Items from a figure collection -
□ □ □ □ □ □ □

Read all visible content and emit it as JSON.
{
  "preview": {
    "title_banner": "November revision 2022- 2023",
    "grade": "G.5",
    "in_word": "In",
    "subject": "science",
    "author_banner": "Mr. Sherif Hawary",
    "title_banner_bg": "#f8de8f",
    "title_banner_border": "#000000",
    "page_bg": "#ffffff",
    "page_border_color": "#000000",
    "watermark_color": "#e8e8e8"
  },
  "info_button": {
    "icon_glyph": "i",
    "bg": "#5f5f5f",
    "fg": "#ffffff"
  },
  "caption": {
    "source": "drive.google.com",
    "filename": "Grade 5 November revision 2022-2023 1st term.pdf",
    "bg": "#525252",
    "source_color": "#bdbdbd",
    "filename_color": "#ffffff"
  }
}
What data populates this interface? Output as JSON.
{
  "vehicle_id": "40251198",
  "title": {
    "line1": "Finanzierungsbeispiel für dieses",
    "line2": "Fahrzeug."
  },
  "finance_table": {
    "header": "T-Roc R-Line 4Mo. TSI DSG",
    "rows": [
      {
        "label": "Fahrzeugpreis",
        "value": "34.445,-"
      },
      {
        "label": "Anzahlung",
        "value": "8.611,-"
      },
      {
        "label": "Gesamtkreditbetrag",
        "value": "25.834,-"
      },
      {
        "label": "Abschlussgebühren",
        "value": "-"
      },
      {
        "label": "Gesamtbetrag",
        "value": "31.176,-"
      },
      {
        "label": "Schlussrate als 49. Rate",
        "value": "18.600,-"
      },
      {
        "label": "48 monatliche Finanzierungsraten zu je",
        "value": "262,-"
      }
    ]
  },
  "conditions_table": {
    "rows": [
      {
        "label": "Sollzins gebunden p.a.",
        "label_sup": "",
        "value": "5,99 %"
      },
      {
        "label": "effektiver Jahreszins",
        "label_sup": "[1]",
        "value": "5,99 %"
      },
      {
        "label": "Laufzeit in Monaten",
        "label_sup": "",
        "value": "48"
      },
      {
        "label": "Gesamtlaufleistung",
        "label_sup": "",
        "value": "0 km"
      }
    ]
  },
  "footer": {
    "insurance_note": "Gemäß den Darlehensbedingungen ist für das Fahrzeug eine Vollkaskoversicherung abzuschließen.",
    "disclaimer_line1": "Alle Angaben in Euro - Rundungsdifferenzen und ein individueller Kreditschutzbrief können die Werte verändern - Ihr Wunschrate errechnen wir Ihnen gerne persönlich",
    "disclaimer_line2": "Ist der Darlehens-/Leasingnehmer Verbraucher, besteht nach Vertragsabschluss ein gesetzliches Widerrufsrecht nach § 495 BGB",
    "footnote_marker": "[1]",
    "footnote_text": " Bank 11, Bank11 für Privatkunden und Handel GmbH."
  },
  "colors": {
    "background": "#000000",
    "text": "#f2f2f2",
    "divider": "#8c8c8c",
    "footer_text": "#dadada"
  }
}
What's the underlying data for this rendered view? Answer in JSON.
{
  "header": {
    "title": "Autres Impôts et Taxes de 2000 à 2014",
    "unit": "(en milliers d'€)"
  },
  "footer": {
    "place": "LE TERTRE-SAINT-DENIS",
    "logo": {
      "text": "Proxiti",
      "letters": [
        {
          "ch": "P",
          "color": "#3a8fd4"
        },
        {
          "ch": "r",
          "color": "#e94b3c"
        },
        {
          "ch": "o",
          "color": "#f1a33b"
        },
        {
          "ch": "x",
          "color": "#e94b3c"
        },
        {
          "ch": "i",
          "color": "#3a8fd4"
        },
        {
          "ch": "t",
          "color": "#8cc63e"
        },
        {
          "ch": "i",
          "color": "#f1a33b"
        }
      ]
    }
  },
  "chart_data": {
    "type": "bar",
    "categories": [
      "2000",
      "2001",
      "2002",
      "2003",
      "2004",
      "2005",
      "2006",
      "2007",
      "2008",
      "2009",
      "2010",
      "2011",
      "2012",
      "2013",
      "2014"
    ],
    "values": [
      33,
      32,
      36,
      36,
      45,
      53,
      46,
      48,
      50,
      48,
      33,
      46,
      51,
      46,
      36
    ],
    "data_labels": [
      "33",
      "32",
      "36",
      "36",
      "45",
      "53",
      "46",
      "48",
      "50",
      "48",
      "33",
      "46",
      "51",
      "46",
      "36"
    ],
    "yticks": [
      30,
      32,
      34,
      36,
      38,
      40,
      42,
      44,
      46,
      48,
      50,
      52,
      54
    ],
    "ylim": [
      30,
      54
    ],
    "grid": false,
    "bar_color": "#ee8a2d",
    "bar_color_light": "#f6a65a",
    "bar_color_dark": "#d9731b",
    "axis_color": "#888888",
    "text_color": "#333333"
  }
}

□ □ □ □ □ □ □

Short task - Repeat each record exactly, leaving nothing out.

Final result -
Read all visible content and emit it as JSON.
{
  "preview": {
    "title_banner": "November revision 2022- 2023",
    "grade": "G.5",
    "in_word": "In",
    "subject": "science",
    "author_banner": "Mr. Sherif Hawary",
    "title_banner_bg": "#f8de8f",
    "title_banner_border": "#000000",
    "page_bg": "#ffffff",
    "page_border_color": "#000000",
    "watermark_color": "#e8e8e8"
  },
  "info_button": {
    "icon_glyph": "i",
    "bg": "#5f5f5f",
    "fg": "#ffffff"
  },
  "caption": {
    "source": "drive.google.com",
    "filename": "Grade 5 November revision 2022-2023 1st term.pdf",
    "bg": "#525252",
    "source_color": "#bdbdbd",
    "filename_color": "#ffffff"
  }
}
What data populates this interface? Output as JSON.
{
  "vehicle_id": "40251198",
  "title": {
    "line1": "Finanzierungsbeispiel für dieses",
    "line2": "Fahrzeug."
  },
  "finance_table": {
    "header": "T-Roc R-Line 4Mo. TSI DSG",
    "rows": [
      {
        "label": "Fahrzeugpreis",
        "value": "34.445,-"
      },
      {
        "label": "Anzahlung",
        "value": "8.611,-"
      },
      {
        "label": "Gesamtkreditbetrag",
        "value": "25.834,-"
      },
      {
        "label": "Abschlussgebühren",
        "value": "-"
      },
      {
        "label": "Gesamtbetrag",
        "value": "31.176,-"
      },
      {
        "label": "Schlussrate als 49. Rate",
        "value": "18.600,-"
      },
      {
        "label": "48 monatliche Finanzierungsraten zu je",
        "value": "262,-"
      }
    ]
  },
  "conditions_table": {
    "rows": [
      {
        "label": "Sollzins gebunden p.a.",
        "label_sup": "",
        "value": "5,99 %"
      },
      {
        "label": "effektiver Jahreszins",
        "label_sup": "[1]",
        "value": "5,99 %"
      },
      {
        "label": "Laufzeit in Monaten",
        "label_sup": "",
        "value": "48"
      },
      {
        "label": "Gesamtlaufleistung",
        "label_sup": "",
        "value": "0 km"
      }
    ]
  },
  "footer": {
    "insurance_note": "Gemäß den Darlehensbedingungen ist für das Fahrzeug eine Vollkaskoversicherung abzuschließen.",
    "disclaimer_line1": "Alle Angaben in Euro - Rundungsdifferenzen und ein individueller Kreditschutzbrief können die Werte verändern - Ihr Wunschrate errechnen wir Ihnen gerne persönlich",
    "disclaimer_line2": "Ist der Darlehens-/Leasingnehmer Verbraucher, besteht nach Vertragsabschluss ein gesetzliches Widerrufsrecht nach § 495 BGB",
    "footnote_marker": "[1]",
    "footnote_text": " Bank 11, Bank11 für Privatkunden und Handel GmbH."
  },
  "colors": {
    "background": "#000000",
    "text": "#f2f2f2",
    "divider": "#8c8c8c",
    "footer_text": "#dadada"
  }
}
What's the underlying data for this rendered view? Answer in JSON.
{
  "header": {
    "title": "Autres Impôts et Taxes de 2000 à 2014",
    "unit": "(en milliers d'€)"
  },
  "footer": {
    "place": "LE TERTRE-SAINT-DENIS",
    "logo": {
      "text": "Proxiti",
      "letters": [
        {
          "ch": "P",
          "color": "#3a8fd4"
        },
        {
          "ch": "r",
          "color": "#e94b3c"
        },
        {
          "ch": "o",
          "color": "#f1a33b"
        },
        {
          "ch": "x",
          "color": "#e94b3c"
        },
        {
          "ch": "i",
          "color": "#3a8fd4"
        },
        {
          "ch": "t",
          "color": "#8cc63e"
        },
        {
          "ch": "i",
          "color": "#f1a33b"
        }
      ]
    }
  },
  "chart_data": {
    "type": "bar",
    "categories": [
      "2000",
      "2001",
      "2002",
      "2003",
      "2004",
      "2005",
      "2006",
      "2007",
      "2008",
      "2009",
      "2010",
      "2011",
      "2012",
      "2013",
      "2014"
    ],
    "values": [
      33,
      32,
      36,
      36,
      45,
      53,
      46,
      48,
      50,
      48,
      33,
      46,
      51,
      46,
      36
    ],
    "data_labels": [
      "33",
      "32",
      "36",
      "36",
      "45",
      "53",
      "46",
      "48",
      "50",
      "48",
      "33",
      "46",
      "51",
      "46",
      "36"
    ],
    "yticks": [
      30,
      32,
      34,
      36,
      38,
      40,
      42,
      44,
      46,
      48,
      50,
      52,
      54
    ],
    "ylim": [
      30,
      54
    ],
    "grid": false,
    "bar_color": "#ee8a2d",
    "bar_color_light": "#f6a65a",
    "bar_color_dark": "#d9731b",
    "axis_color": "#888888",
    "text_color": "#333333"
  }
}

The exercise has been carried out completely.